◆ Extracted material
::::

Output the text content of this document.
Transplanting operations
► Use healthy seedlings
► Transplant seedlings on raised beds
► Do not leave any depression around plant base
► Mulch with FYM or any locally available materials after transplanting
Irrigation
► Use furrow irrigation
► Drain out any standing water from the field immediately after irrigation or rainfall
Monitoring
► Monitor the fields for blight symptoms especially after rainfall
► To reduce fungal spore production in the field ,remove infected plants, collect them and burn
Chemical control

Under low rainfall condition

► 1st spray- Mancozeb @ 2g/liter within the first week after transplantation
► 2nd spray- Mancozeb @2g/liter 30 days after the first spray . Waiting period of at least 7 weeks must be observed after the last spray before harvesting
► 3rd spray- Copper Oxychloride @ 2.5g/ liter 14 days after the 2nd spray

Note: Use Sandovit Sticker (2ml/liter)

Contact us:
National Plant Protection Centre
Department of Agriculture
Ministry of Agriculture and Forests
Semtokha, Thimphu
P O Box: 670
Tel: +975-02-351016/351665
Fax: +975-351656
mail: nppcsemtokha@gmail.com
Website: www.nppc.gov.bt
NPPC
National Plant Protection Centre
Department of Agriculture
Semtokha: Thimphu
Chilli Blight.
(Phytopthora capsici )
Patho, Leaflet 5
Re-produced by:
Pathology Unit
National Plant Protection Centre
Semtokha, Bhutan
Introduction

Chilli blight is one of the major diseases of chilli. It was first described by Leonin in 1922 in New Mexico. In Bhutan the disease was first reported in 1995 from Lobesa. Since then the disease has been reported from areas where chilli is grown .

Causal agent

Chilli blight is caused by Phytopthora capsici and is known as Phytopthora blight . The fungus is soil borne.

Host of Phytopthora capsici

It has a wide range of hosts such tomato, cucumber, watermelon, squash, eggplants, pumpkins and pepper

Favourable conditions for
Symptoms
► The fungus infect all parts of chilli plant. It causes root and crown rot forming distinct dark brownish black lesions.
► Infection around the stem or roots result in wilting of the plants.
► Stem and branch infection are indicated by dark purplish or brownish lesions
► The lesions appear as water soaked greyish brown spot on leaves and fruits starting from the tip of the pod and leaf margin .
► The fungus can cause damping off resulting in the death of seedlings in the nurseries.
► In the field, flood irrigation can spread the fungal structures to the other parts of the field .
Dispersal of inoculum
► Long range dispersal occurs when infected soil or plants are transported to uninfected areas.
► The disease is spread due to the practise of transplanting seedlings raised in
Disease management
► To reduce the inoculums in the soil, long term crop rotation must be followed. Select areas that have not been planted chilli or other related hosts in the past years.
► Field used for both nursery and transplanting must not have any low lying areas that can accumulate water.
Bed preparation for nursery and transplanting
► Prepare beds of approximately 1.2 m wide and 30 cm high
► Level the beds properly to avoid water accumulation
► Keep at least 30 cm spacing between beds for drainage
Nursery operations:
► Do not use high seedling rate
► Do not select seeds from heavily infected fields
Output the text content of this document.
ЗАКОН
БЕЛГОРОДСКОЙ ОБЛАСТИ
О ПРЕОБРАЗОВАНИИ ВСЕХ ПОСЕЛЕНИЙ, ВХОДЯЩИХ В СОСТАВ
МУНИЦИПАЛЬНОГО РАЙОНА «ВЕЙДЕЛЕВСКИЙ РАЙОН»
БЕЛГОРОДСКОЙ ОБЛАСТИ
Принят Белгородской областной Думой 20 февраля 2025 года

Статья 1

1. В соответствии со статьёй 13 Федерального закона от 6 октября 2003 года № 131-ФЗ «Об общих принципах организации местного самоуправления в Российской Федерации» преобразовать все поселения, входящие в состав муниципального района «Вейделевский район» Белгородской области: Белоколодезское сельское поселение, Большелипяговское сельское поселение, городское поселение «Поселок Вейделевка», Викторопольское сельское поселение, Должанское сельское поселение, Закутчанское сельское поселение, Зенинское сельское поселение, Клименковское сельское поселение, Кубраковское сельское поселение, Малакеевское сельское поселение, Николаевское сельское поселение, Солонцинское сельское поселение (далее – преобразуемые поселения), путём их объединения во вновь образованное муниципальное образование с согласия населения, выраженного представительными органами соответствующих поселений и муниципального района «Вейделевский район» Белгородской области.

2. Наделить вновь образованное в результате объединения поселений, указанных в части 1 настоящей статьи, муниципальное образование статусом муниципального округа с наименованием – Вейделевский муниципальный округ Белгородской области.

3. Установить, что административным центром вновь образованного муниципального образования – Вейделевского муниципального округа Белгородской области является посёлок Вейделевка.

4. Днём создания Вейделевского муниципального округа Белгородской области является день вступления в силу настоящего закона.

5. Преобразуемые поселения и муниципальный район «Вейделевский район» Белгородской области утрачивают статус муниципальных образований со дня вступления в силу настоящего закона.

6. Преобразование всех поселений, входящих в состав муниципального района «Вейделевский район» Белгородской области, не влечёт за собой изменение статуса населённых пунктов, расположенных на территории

::::

◆ The request
Recopy the entries above in their entirety, exactly.

◆ Result below
Output the text content of this document.
Transplanting operations
► Use healthy seedlings
► Transplant seedlings on raised beds
► Do not leave any depression around plant base
► Mulch with FYM or any locally available materials after transplanting
Irrigation
► Use furrow irrigation
► Drain out any standing water from the field immediately after irrigation or rainfall
Monitoring
► Monitor the fields for blight symptoms especially after rainfall
► To reduce fungal spore production in the field ,remove infected plants, collect them and burn
Chemical control

Under low rainfall condition

► 1st spray- Mancozeb @ 2g/liter within the first week after transplantation
► 2nd spray- Mancozeb @2g/liter 30 days after the first spray . Waiting period of at least 7 weeks must be observed after the last spray before harvesting
► 3rd spray- Copper Oxychloride @ 2.5g/ liter 14 days after the 2nd spray

Note: Use Sandovit Sticker (2ml/liter)

Contact us:
National Plant Protection Centre
Department of Agriculture
Ministry of Agriculture and Forests
Semtokha, Thimphu
P O Box: 670
Tel: +975-02-351016/351665
Fax: +975-351656
mail: nppcsemtokha@gmail.com
Website: www.nppc.gov.bt
NPPC
National Plant Protection Centre
Department of Agriculture
Semtokha: Thimphu
Chilli Blight.
(Phytopthora capsici )
Patho, Leaflet 5
Re-produced by:
Pathology Unit
National Plant Protection Centre
Semtokha, Bhutan
Introduction

Chilli blight is one of the major diseases of chilli. It was first described by Leonin in 1922 in New Mexico. In Bhutan the disease was first reported in 1995 from Lobesa. Since then the disease has been reported from areas where chilli is grown .

Causal agent

Chilli blight is caused by Phytopthora capsici and is known as Phytopthora blight . The fungus is soil borne.

Host of Phytopthora capsici

It has a wide range of hosts such tomato, cucumber, watermelon, squash, eggplants, pumpkins and pepper

Favourable conditions for
Symptoms
► The fungus infect all parts of chilli plant. It causes root and crown rot forming distinct dark brownish black lesions.
► Infection around the stem or roots result in wilting of the plants.
► Stem and branch infection are indicated by dark purplish or brownish lesions
► The lesions appear as water soaked greyish brown spot on leaves and fruits starting from the tip of the pod and leaf margin .
► The fungus can cause damping off resulting in the death of seedlings in the nurseries.
► In the field, flood irrigation can spread the fungal structures to the other parts of the field .
Dispersal of inoculum
► Long range dispersal occurs when infected soil or plants are transported to uninfected areas.
► The disease is spread due to the practise of transplanting seedlings raised in
Disease management
► To reduce the inoculums in the soil, long term crop rotation must be followed. Select areas that have not been planted chilli or other related hosts in the past years.
► Field used for both nursery and transplanting must not have any low lying areas that can accumulate water.
Bed preparation for nursery and transplanting
► Prepare beds of approximately 1.2 m wide and 30 cm high
► Level the beds properly to avoid water accumulation
► Keep at least 30 cm spacing between beds for drainage
Nursery operations:
► Do not use high seedling rate
► Do not select seeds from heavily infected fields
Output the text content of this document.
ЗАКОН
БЕЛГОРОДСКОЙ ОБЛАСТИ
О ПРЕОБРАЗОВАНИИ ВСЕХ ПОСЕЛЕНИЙ, ВХОДЯЩИХ В СОСТАВ
МУНИЦИПАЛЬНОГО РАЙОНА «ВЕЙДЕЛЕВСКИЙ РАЙОН»
БЕЛГОРОДСКОЙ ОБЛАСТИ
Принят Белгородской областной Думой 20 февраля 2025 года

Статья 1

1. В соответствии со статьёй 13 Федерального закона от 6 октября 2003 года № 131-ФЗ «Об общих принципах организации местного самоуправления в Российской Федерации» преобразовать все поселения, входящие в состав муниципального района «Вейделевский район» Белгородской области: Белоколодезское сельское поселение, Большелипяговское сельское поселение, городское поселение «Поселок Вейделевка», Викторопольское сельское поселение, Должанское сельское поселение, Закутчанское сельское поселение, Зенинское сельское поселение, Клименковское сельское поселение, Кубраковское сельское поселение, Малакеевское сельское поселение, Николаевское сельское поселение, Солонцинское сельское поселение (далее – преобразуемые поселения), путём их объединения во вновь образованное муниципальное образование с согласия населения, выраженного представительными органами соответствующих поселений и муниципального района «Вейделевский район» Белгородской области.

2. Наделить вновь образованное в результате объединения поселений, указанных в части 1 настоящей статьи, муниципальное образование статусом муниципального округа с наименованием – Вейделевский муниципальный округ Белгородской области.

3. Установить, что административным центром вновь образованного муниципального образования – Вейделевского муниципального округа Белгородской области является посёлок Вейделевка.

4. Днём создания Вейделевского муниципального округа Белгородской области является день вступления в силу настоящего закона.

5. Преобразуемые поселения и муниципальный район «Вейделевский район» Белгородской области утрачивают статус муниципальных образований со дня вступления в силу настоящего закона.

6. Преобразование всех поселений, входящих в состав муниципального района «Вейделевский район» Белгородской области, не влечёт за собой изменение статуса населённых пунктов, расположенных на территории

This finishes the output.